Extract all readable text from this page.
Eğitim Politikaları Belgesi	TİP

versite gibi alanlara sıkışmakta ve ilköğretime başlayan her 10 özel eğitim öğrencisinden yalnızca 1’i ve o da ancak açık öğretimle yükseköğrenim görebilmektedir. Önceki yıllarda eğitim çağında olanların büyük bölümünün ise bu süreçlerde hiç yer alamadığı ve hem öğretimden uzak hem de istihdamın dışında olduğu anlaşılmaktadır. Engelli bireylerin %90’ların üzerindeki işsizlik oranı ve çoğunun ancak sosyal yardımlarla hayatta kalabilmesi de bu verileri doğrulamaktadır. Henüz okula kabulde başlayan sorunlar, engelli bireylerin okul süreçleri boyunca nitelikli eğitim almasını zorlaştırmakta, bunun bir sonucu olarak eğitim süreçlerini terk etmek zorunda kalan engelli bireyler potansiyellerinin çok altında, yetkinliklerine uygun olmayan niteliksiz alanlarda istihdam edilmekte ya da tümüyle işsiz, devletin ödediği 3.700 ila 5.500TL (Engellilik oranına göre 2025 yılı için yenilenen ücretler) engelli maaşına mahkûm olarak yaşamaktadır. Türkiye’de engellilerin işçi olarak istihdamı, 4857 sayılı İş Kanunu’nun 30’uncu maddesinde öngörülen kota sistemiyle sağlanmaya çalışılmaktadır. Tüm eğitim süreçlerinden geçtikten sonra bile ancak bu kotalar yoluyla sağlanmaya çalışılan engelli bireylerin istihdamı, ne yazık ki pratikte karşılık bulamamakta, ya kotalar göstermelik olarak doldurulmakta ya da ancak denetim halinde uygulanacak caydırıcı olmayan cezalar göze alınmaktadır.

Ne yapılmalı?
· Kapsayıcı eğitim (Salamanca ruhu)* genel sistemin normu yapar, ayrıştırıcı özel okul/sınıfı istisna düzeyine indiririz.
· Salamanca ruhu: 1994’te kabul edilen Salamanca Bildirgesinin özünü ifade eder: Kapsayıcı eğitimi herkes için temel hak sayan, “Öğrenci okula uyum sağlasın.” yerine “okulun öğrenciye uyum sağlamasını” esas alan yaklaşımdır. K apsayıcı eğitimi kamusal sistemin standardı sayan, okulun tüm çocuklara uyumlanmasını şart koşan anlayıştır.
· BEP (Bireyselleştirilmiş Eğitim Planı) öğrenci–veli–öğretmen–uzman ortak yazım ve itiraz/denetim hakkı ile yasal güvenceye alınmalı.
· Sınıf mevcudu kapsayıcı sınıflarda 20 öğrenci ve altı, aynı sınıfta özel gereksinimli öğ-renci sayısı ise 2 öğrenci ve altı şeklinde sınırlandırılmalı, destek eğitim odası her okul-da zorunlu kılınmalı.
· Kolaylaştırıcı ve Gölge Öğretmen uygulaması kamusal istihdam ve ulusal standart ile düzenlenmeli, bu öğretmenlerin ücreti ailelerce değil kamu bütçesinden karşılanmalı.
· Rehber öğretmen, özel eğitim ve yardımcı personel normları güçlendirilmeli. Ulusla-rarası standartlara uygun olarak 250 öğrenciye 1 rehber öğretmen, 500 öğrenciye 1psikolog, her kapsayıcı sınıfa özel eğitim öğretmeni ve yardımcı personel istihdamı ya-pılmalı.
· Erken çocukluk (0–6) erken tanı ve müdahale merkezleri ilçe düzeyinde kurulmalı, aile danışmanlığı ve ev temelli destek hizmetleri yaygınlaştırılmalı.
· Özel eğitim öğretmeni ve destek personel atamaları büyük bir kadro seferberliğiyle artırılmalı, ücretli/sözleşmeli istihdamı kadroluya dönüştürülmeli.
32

· · · ·

Quote each line above in full, word for word.

Problem solution
Extract all readable text from this page.
Eğitim Politikaları Belgesi	TİP

versite gibi alanlara sıkışmakta ve ilköğretime başlayan her 10 özel eğitim öğrencisinden yalnızca 1’i ve o da ancak açık öğretimle yükseköğrenim görebilmektedir. Önceki yıllarda eğitim çağında olanların büyük bölümünün ise bu süreçlerde hiç yer alamadığı ve hem öğretimden uzak hem de istihdamın dışında olduğu anlaşılmaktadır. Engelli bireylerin %90’ların üzerindeki işsizlik oranı ve çoğunun ancak sosyal yardımlarla hayatta kalabilmesi de bu verileri doğrulamaktadır. Henüz okula kabulde başlayan sorunlar, engelli bireylerin okul süreçleri boyunca nitelikli eğitim almasını zorlaştırmakta, bunun bir sonucu olarak eğitim süreçlerini terk etmek zorunda kalan engelli bireyler potansiyellerinin çok altında, yetkinliklerine uygun olmayan niteliksiz alanlarda istihdam edilmekte ya da tümüyle işsiz, devletin ödediği 3.700 ila 5.500TL (Engellilik oranına göre 2025 yılı için yenilenen ücretler) engelli maaşına mahkûm olarak yaşamaktadır. Türkiye’de engellilerin işçi olarak istihdamı, 4857 sayılı İş Kanunu’nun 30’uncu maddesinde öngörülen kota sistemiyle sağlanmaya çalışılmaktadır. Tüm eğitim süreçlerinden geçtikten sonra bile ancak bu kotalar yoluyla sağlanmaya çalışılan engelli bireylerin istihdamı, ne yazık ki pratikte karşılık bulamamakta, ya kotalar göstermelik olarak doldurulmakta ya da ancak denetim halinde uygulanacak caydırıcı olmayan cezalar göze alınmaktadır.

Ne yapılmalı?
· Kapsayıcı eğitim (Salamanca ruhu)* genel sistemin normu yapar, ayrıştırıcı özel okul/sınıfı istisna düzeyine indiririz.
· Salamanca ruhu: 1994’te kabul edilen Salamanca Bildirgesinin özünü ifade eder: Kapsayıcı eğitimi herkes için temel hak sayan, “Öğrenci okula uyum sağlasın.” yerine “okulun öğrenciye uyum sağlamasını” esas alan yaklaşımdır. K apsayıcı eğitimi kamusal sistemin standardı sayan, okulun tüm çocuklara uyumlanmasını şart koşan anlayıştır.
· BEP (Bireyselleştirilmiş Eğitim Planı) öğrenci–veli–öğretmen–uzman ortak yazım ve itiraz/denetim hakkı ile yasal güvenceye alınmalı.
· Sınıf mevcudu kapsayıcı sınıflarda 20 öğrenci ve altı, aynı sınıfta özel gereksinimli öğ-renci sayısı ise 2 öğrenci ve altı şeklinde sınırlandırılmalı, destek eğitim odası her okul-da zorunlu kılınmalı.
· Kolaylaştırıcı ve Gölge Öğretmen uygulaması kamusal istihdam ve ulusal standart ile düzenlenmeli, bu öğretmenlerin ücreti ailelerce değil kamu bütçesinden karşılanmalı.
· Rehber öğretmen, özel eğitim ve yardımcı personel normları güçlendirilmeli. Ulusla-rarası standartlara uygun olarak 250 öğrenciye 1 rehber öğretmen, 500 öğrenciye 1psikolog, her kapsayıcı sınıfa özel eğitim öğretmeni ve yardımcı personel istihdamı ya-pılmalı.
· Erken çocukluk (0–6) erken tanı ve müdahale merkezleri ilçe düzeyinde kurulmalı, aile danışmanlığı ve ev temelli destek hizmetleri yaygınlaştırılmalı.
· Özel eğitim öğretmeni ve destek personel atamaları büyük bir kadro seferberliğiyle artırılmalı, ücretli/sözleşmeli istihdamı kadroluya dönüştürülmeli.
32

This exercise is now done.